_Work to be completed_
Could you transcribe every record below exactly as written, leaving out any pictures?

_Dataset extract_
----------------------------------------
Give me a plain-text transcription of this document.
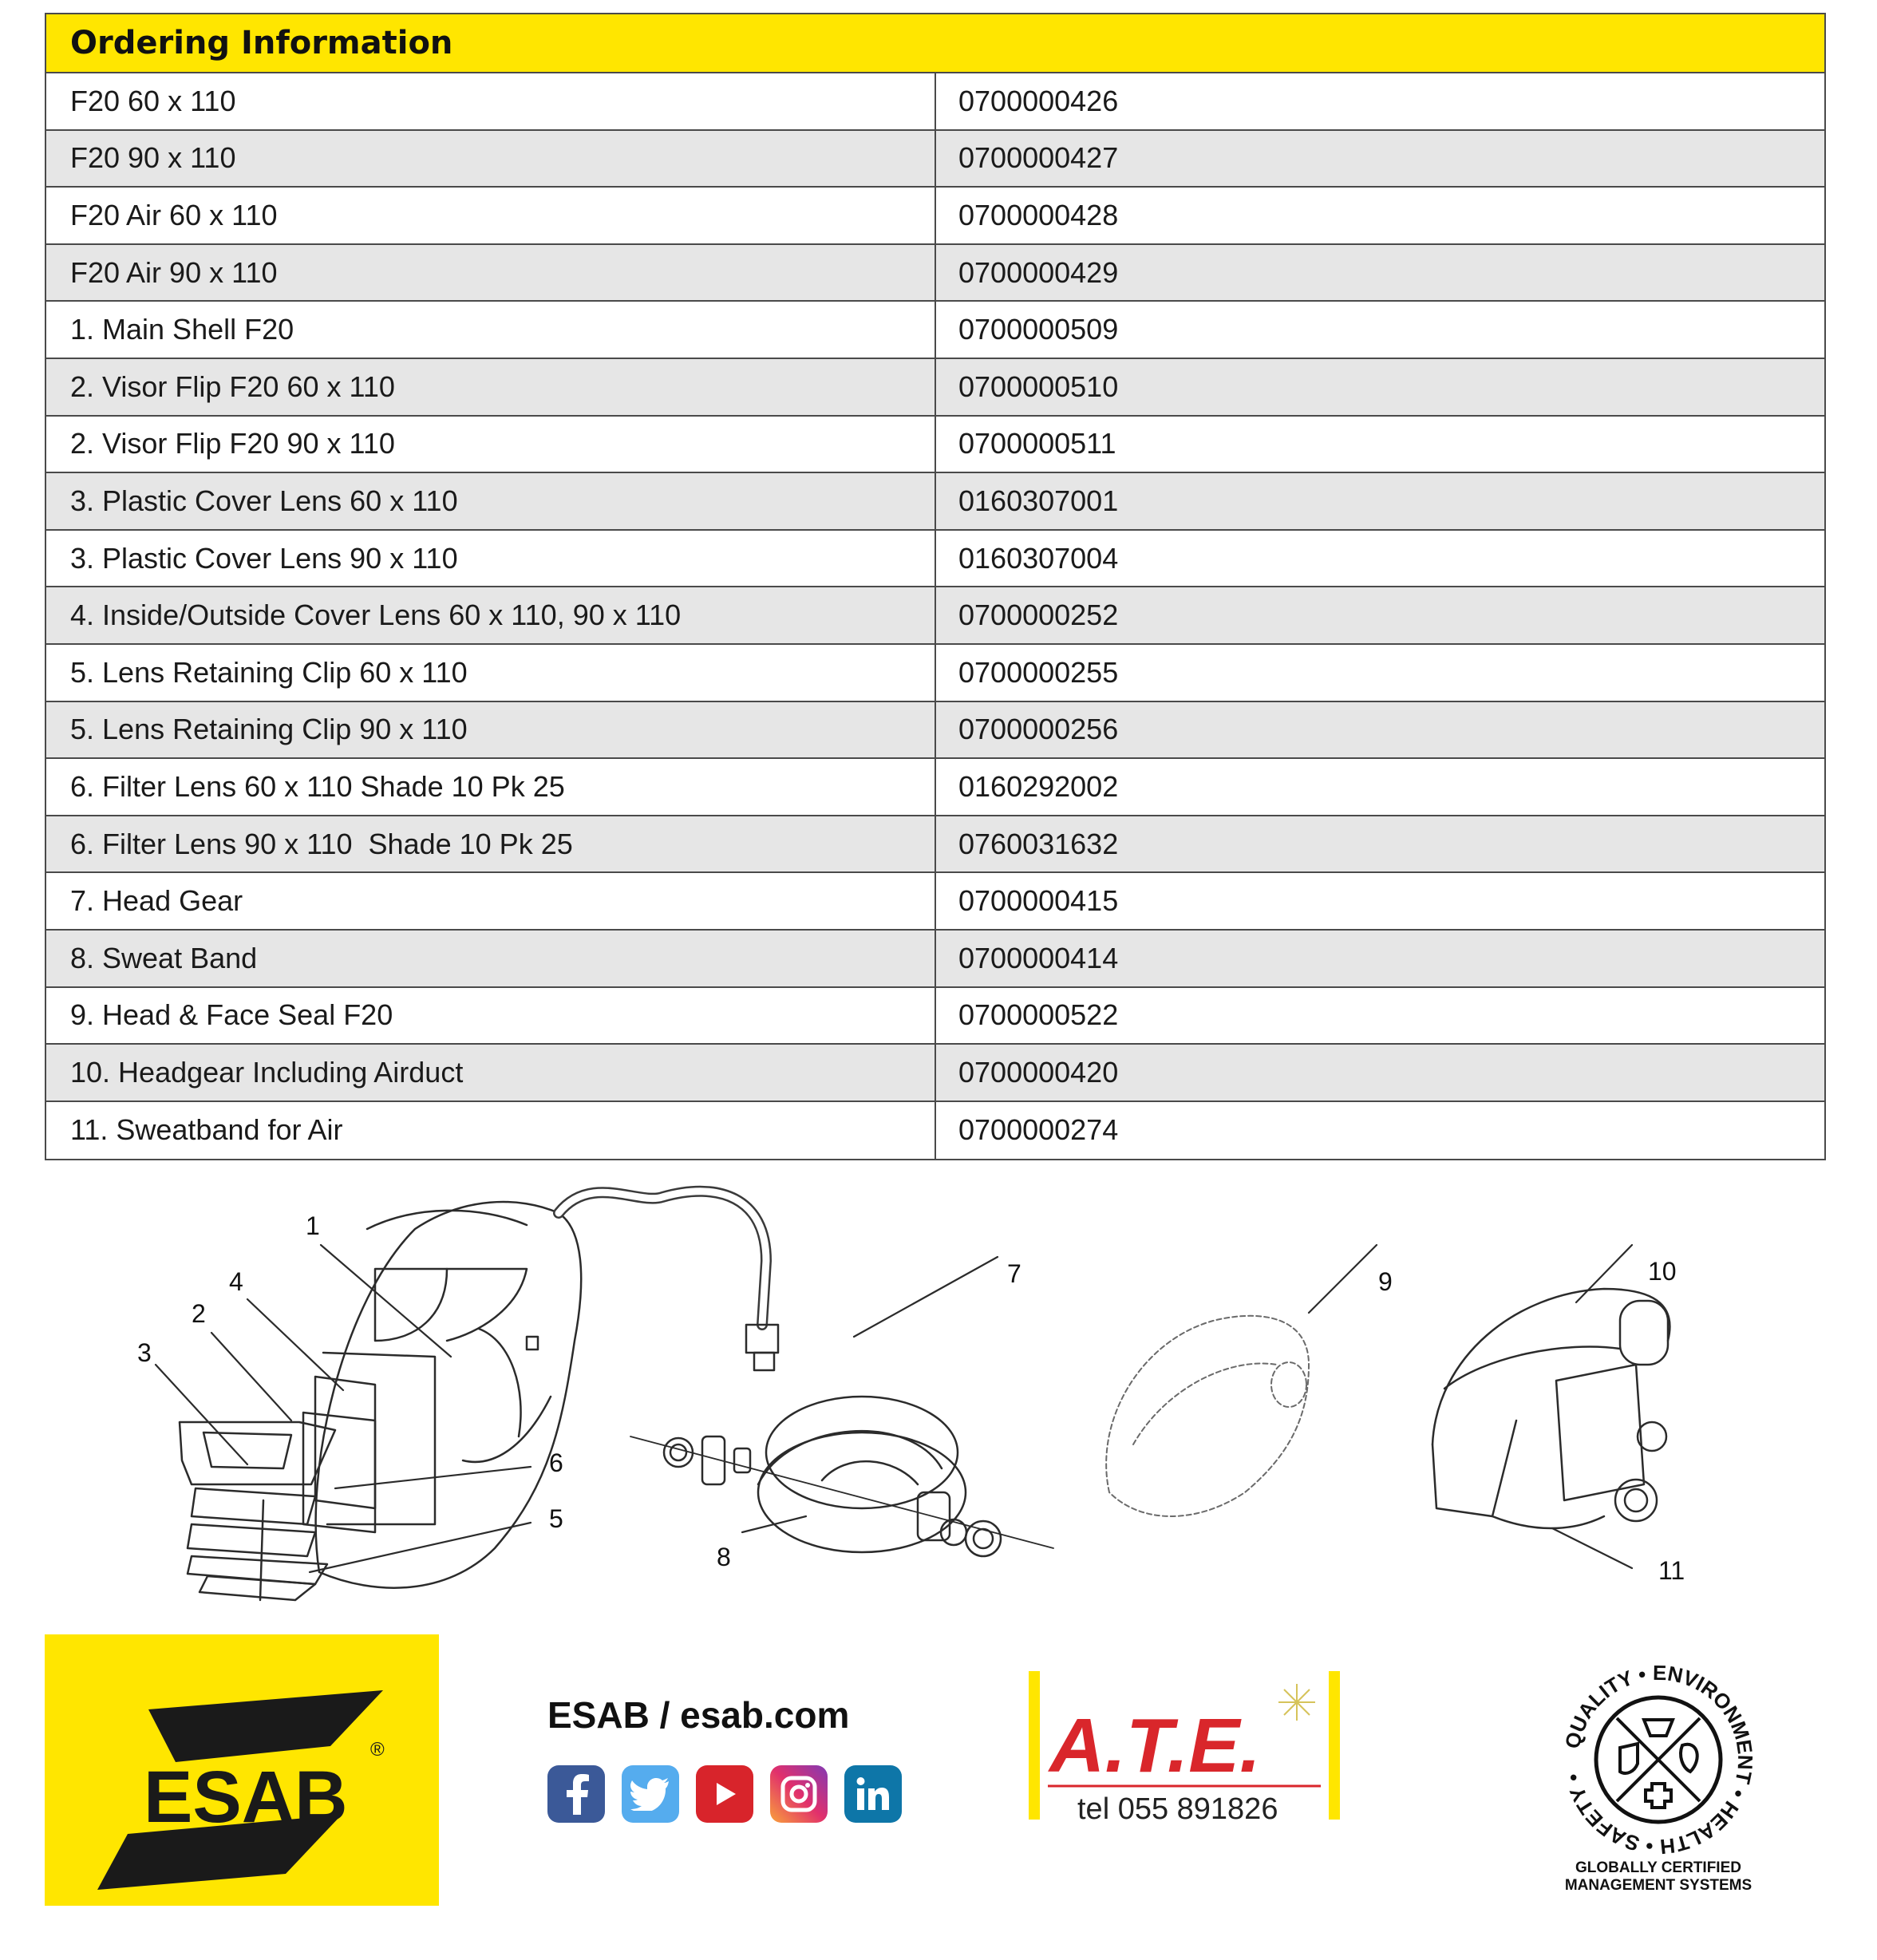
Ordering Information
F20 60 x 110	0700000426
F20 90 x 110	0700000427
F20 Air 60 x 110	0700000428
F20 Air 90 x 110	0700000429
1. Main Shell F20	0700000509
2. Visor Flip F20 60 x 110	0700000510
2. Visor Flip F20 90 x 110	0700000511
3. Plastic Cover Lens 60 x 110	0160307001
3. Plastic Cover Lens 90 x 110	0160307004
4. Inside/Outside Cover Lens 60 x 110, 90 x 110	0700000252
5. Lens Retaining Clip 60 x 110	0700000255
5. Lens Retaining Clip 90 x 110	0700000256
6. Filter Lens 60 x 110 Shade 10 Pk 25	0160292002
6. Filter Lens 90 x 110  Shade 10 Pk 25	0760031632
7. Head Gear	0700000415
8. Sweat Band	0700000414
9. Head & Face Seal F20	0700000522
10. Headgear Including Airduct	0700000420
11. Sweatband for Air	0700000274
1
2
3
4
5
6
7
8
9	10
11
ESAB
®
ESAB / esab.com	A.T.E.
tel 055 891826
QUALITY • ENVIRONMENT • HEALTH • SAFETY •
GLOBALLY CERTIFIED
MANAGEMENT SYSTEMS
----------------------------------------
_Solved exercise_
Give me a plain-text transcription of this document.
Ordering Information
F20 60 x 110	0700000426
F20 90 x 110	0700000427
F20 Air 60 x 110	0700000428
F20 Air 90 x 110	0700000429
1. Main Shell F20	0700000509
2. Visor Flip F20 60 x 110	0700000510
2. Visor Flip F20 90 x 110	0700000511
3. Plastic Cover Lens 60 x 110	0160307001
3. Plastic Cover Lens 90 x 110	0160307004
4. Inside/Outside Cover Lens 60 x 110, 90 x 110	0700000252
5. Lens Retaining Clip 60 x 110	0700000255
5. Lens Retaining Clip 90 x 110	0700000256
6. Filter Lens 60 x 110 Shade 10 Pk 25	0160292002
6. Filter Lens 90 x 110  Shade 10 Pk 25	0760031632
7. Head Gear	0700000415
8. Sweat Band	0700000414
9. Head & Face Seal F20	0700000522
10. Headgear Including Airduct	0700000420
11. Sweatband for Air	0700000274
1
2
3
4
5
6
7
8
9	10
11
ESAB
®
ESAB / esab.com	A.T.E.
tel 055 891826
QUALITY • ENVIRONMENT • HEALTH • SAFETY •
GLOBALLY CERTIFIED
MANAGEMENT SYSTEMS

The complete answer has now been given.